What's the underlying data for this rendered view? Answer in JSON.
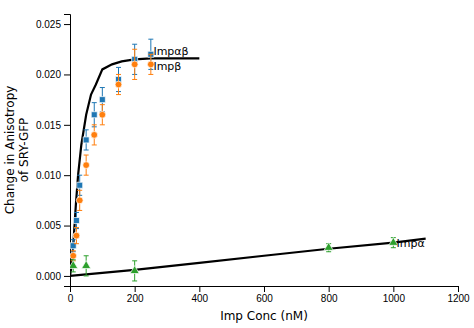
{
  "chart_data": {
    "type": "scatter",
    "xlabel": "Imp Conc (nM)",
    "ylabel": "Change in Anisotropy\nof SRY-GFP",
    "xlim": [
      0,
      1200
    ],
    "ylim": [
      -0.001,
      0.026
    ],
    "xticks": [
      0,
      200,
      400,
      600,
      800,
      1000,
      1200
    ],
    "yticks": [
      {
        "value": 0.0,
        "label": "0.000"
      },
      0.005,
      {
        "value": 0.01,
        "label": "0.010"
      },
      0.015,
      {
        "value": 0.02,
        "label": "0.020"
      },
      0.025
    ],
    "grid": false,
    "series": [
      {
        "type": "line",
        "color": "#000000",
        "x": [
          0,
          5,
          8,
          12,
          18,
          25,
          35,
          50,
          65,
          80,
          100,
          130,
          160,
          200,
          250,
          300,
          400
        ],
        "values": [
          0,
          0.001,
          0.002,
          0.004,
          0.007,
          0.01,
          0.013,
          0.016,
          0.018,
          0.019,
          0.0205,
          0.021,
          0.0213,
          0.0215,
          0.0216,
          0.0216,
          0.0216
        ]
      },
      {
        "type": "line",
        "color": "#000000",
        "x": [
          0,
          100,
          200,
          400,
          600,
          800,
          1000,
          1100
        ],
        "values": [
          0.0,
          0.0003,
          0.0006,
          0.0013,
          0.002,
          0.0027,
          0.0033,
          0.0037
        ]
      },
      {
        "type": "scatter",
        "marker": "square",
        "x": [
          10,
          20,
          30,
          50,
          75,
          100,
          150,
          200,
          250
        ],
        "values": [
          0.003,
          0.0055,
          0.009,
          0.0135,
          0.016,
          0.0175,
          0.0195,
          0.0215,
          0.022
        ],
        "errors": [
          0.0006,
          0.0008,
          0.001,
          0.001,
          0.0012,
          0.0012,
          0.0012,
          0.0015,
          0.0015
        ]
      },
      {
        "type": "scatter",
        "marker": "circle",
        "x": [
          10,
          20,
          30,
          50,
          75,
          100,
          150,
          200,
          250
        ],
        "values": [
          0.002,
          0.004,
          0.0075,
          0.011,
          0.014,
          0.016,
          0.019,
          0.021,
          0.021
        ],
        "errors": [
          0.0005,
          0.0008,
          0.001,
          0.001,
          0.001,
          0.001,
          0.001,
          0.0015,
          0.001
        ]
      },
      {
        "type": "scatter",
        "marker": "triangle",
        "x": [
          10,
          50,
          200,
          800,
          1000
        ],
        "values": [
          0.001,
          0.001,
          0.0005,
          0.0028,
          0.0033
        ],
        "errors": [
          0.0006,
          0.001,
          0.001,
          0.0004,
          0.0005
        ]
      }
    ],
    "annotations": [
      {
        "text": "Impαβ",
        "x": 258,
        "y": 0.0223
      },
      {
        "text": "Impβ",
        "x": 258,
        "y": 0.0208
      },
      {
        "text": "Impα",
        "x": 1010,
        "y": 0.0033
      }
    ]
  }
}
********************
Written task:
Tally the lines in the listing that hold "marker" and report the number alone.

Final answer:
3